** BEGIN INPUT ROWS **

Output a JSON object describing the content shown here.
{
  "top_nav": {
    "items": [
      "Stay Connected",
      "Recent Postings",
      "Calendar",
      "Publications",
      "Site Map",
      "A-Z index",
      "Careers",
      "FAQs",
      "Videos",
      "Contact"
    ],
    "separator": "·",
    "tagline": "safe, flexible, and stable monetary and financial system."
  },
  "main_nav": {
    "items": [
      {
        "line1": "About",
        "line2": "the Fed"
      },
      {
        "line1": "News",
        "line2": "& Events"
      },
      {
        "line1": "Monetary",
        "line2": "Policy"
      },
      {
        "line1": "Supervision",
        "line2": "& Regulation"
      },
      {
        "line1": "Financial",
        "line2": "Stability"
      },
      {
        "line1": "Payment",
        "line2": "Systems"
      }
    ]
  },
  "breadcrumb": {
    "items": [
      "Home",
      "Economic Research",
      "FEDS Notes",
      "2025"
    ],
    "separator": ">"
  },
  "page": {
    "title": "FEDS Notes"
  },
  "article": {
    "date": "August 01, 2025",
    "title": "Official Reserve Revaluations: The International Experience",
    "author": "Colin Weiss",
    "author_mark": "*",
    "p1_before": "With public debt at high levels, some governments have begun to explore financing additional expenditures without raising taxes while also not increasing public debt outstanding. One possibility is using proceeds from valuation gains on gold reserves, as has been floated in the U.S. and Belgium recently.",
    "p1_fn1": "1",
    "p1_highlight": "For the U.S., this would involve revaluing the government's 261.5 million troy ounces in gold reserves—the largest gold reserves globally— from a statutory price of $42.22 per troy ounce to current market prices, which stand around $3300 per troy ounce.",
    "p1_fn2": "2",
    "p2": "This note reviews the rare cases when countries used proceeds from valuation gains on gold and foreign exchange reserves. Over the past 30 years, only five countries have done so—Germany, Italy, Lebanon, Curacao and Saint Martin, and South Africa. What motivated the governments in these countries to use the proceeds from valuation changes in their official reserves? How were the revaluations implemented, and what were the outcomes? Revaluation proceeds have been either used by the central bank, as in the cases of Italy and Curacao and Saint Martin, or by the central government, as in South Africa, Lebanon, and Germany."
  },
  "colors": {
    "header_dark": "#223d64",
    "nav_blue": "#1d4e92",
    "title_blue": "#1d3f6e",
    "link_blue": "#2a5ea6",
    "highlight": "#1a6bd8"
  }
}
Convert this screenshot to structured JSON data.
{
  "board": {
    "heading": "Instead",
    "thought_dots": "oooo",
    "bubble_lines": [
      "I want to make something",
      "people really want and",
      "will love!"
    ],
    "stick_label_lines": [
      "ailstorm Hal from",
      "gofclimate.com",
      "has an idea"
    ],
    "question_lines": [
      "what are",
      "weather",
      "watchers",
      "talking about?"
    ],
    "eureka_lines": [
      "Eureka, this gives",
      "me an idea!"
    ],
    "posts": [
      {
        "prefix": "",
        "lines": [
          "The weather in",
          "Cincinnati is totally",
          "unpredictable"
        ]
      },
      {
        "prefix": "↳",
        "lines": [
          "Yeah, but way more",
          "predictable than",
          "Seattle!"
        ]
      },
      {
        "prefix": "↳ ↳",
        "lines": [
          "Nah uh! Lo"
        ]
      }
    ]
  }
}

** END INPUT ROWS **

Check each line above for the word "gold" and give the number of lines that have it, nothing else.

RESULT OF THIS TASK = 3